======== Extracted information ========

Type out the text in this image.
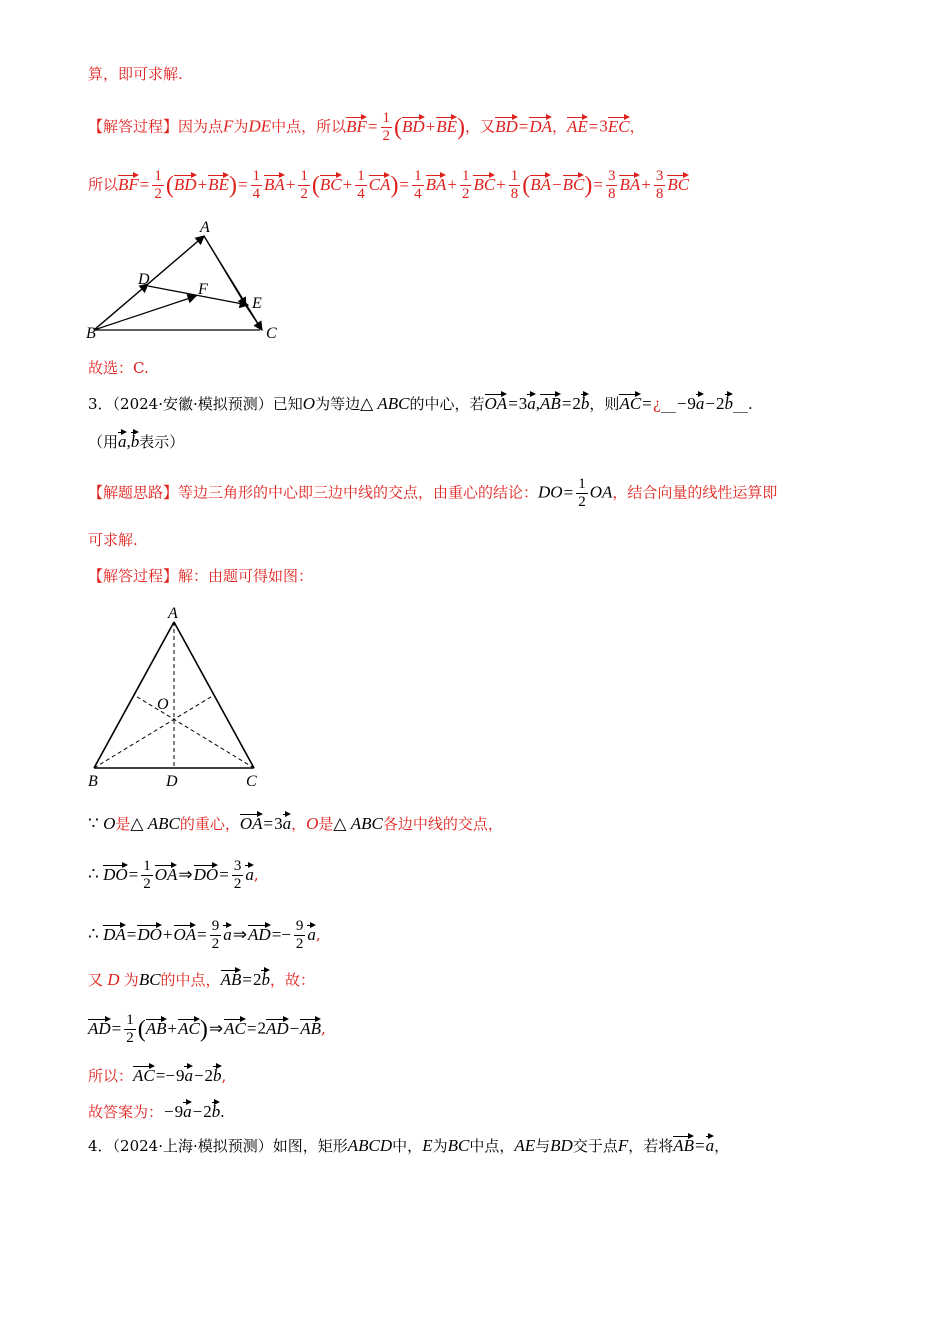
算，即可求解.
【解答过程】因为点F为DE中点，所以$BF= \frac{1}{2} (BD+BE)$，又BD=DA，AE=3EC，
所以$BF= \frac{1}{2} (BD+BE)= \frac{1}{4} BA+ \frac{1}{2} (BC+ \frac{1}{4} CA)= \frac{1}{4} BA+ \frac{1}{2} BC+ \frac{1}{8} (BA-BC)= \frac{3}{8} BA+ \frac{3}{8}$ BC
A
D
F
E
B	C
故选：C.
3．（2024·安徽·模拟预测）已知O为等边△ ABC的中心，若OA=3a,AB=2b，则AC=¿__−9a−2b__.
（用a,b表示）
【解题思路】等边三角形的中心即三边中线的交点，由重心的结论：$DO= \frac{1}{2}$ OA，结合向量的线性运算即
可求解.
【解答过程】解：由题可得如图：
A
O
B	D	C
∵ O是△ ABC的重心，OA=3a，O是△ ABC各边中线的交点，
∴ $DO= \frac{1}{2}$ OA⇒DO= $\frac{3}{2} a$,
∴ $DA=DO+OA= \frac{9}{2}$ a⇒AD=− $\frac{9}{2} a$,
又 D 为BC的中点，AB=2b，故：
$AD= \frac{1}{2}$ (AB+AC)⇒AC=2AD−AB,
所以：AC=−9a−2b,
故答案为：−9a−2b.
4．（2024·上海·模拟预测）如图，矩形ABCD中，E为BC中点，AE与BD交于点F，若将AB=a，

========

_What is being asked_
Scan the material above and determine how many lines include the word "模拟预测"; report only the number.

_Exercise solution_
2